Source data
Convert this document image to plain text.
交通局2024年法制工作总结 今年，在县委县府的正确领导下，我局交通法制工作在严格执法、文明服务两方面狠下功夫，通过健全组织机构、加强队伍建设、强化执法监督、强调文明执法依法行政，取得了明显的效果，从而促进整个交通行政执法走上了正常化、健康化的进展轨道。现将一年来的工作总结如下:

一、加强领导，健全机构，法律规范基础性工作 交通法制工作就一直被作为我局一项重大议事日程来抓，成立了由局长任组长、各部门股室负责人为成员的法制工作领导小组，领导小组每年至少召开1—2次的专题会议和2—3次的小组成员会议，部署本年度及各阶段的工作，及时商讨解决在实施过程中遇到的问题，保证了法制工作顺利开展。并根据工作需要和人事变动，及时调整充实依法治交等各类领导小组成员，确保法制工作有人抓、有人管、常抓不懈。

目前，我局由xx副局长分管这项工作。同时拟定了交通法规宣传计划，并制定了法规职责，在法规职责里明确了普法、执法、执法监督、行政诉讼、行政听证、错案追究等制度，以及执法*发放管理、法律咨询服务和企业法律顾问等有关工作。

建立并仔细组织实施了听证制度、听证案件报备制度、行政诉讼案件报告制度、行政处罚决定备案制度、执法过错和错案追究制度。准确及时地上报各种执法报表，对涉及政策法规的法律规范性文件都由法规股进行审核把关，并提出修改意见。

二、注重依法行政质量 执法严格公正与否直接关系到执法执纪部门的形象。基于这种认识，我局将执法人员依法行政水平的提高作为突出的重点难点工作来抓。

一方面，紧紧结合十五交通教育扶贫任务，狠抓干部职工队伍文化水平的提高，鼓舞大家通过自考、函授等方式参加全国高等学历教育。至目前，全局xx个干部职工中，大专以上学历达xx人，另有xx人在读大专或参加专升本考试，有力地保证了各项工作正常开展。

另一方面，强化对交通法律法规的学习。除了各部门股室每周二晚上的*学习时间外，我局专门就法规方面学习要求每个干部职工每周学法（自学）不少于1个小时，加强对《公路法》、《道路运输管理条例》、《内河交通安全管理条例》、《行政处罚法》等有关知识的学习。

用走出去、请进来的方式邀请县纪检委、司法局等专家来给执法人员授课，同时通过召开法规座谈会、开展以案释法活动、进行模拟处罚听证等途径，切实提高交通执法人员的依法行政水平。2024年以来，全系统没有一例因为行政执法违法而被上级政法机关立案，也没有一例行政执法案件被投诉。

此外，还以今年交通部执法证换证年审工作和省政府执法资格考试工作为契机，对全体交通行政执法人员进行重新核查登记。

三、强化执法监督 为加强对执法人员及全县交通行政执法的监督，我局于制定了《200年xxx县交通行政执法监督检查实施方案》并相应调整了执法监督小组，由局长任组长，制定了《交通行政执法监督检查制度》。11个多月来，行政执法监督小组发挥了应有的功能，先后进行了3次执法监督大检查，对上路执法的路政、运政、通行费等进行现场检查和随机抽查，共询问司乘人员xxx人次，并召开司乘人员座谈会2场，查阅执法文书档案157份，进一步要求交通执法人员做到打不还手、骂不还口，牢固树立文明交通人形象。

DIRECTION -> Your task is to repeat each line of the material exactly.

FULL RESPONSE ->
Convert this document image to plain text.
交通局2024年法制工作总结 今年，在县委县府的正确领导下，我局交通法制工作在严格执法、文明服务两方面狠下功夫，通过健全组织机构、加强队伍建设、强化执法监督、强调文明执法依法行政，取得了明显的效果，从而促进整个交通行政执法走上了正常化、健康化的进展轨道。现将一年来的工作总结如下:

一、加强领导，健全机构，法律规范基础性工作 交通法制工作就一直被作为我局一项重大议事日程来抓，成立了由局长任组长、各部门股室负责人为成员的法制工作领导小组，领导小组每年至少召开1—2次的专题会议和2—3次的小组成员会议，部署本年度及各阶段的工作，及时商讨解决在实施过程中遇到的问题，保证了法制工作顺利开展。并根据工作需要和人事变动，及时调整充实依法治交等各类领导小组成员，确保法制工作有人抓、有人管、常抓不懈。

目前，我局由xx副局长分管这项工作。同时拟定了交通法规宣传计划，并制定了法规职责，在法规职责里明确了普法、执法、执法监督、行政诉讼、行政听证、错案追究等制度，以及执法*发放管理、法律咨询服务和企业法律顾问等有关工作。

建立并仔细组织实施了听证制度、听证案件报备制度、行政诉讼案件报告制度、行政处罚决定备案制度、执法过错和错案追究制度。准确及时地上报各种执法报表，对涉及政策法规的法律规范性文件都由法规股进行审核把关，并提出修改意见。

二、注重依法行政质量 执法严格公正与否直接关系到执法执纪部门的形象。基于这种认识，我局将执法人员依法行政水平的提高作为突出的重点难点工作来抓。

一方面，紧紧结合十五交通教育扶贫任务，狠抓干部职工队伍文化水平的提高，鼓舞大家通过自考、函授等方式参加全国高等学历教育。至目前，全局xx个干部职工中，大专以上学历达xx人，另有xx人在读大专或参加专升本考试，有力地保证了各项工作正常开展。

另一方面，强化对交通法律法规的学习。除了各部门股室每周二晚上的*学习时间外，我局专门就法规方面学习要求每个干部职工每周学法（自学）不少于1个小时，加强对《公路法》、《道路运输管理条例》、《内河交通安全管理条例》、《行政处罚法》等有关知识的学习。

用走出去、请进来的方式邀请县纪检委、司法局等专家来给执法人员授课，同时通过召开法规座谈会、开展以案释法活动、进行模拟处罚听证等途径，切实提高交通执法人员的依法行政水平。2024年以来，全系统没有一例因为行政执法违法而被上级政法机关立案，也没有一例行政执法案件被投诉。

此外，还以今年交通部执法证换证年审工作和省政府执法资格考试工作为契机，对全体交通行政执法人员进行重新核查登记。

三、强化执法监督 为加强对执法人员及全县交通行政执法的监督，我局于制定了《200年xxx县交通行政执法监督检查实施方案》并相应调整了执法监督小组，由局长任组长，制定了《交通行政执法监督检查制度》。11个多月来，行政执法监督小组发挥了应有的功能，先后进行了3次执法监督大检查，对上路执法的路政、运政、通行费等进行现场检查和随机抽查，共询问司乘人员xxx人次，并召开司乘人员座谈会2场，查阅执法文书档案157份，进一步要求交通执法人员做到打不还手、骂不还口，牢固树立文明交通人形象。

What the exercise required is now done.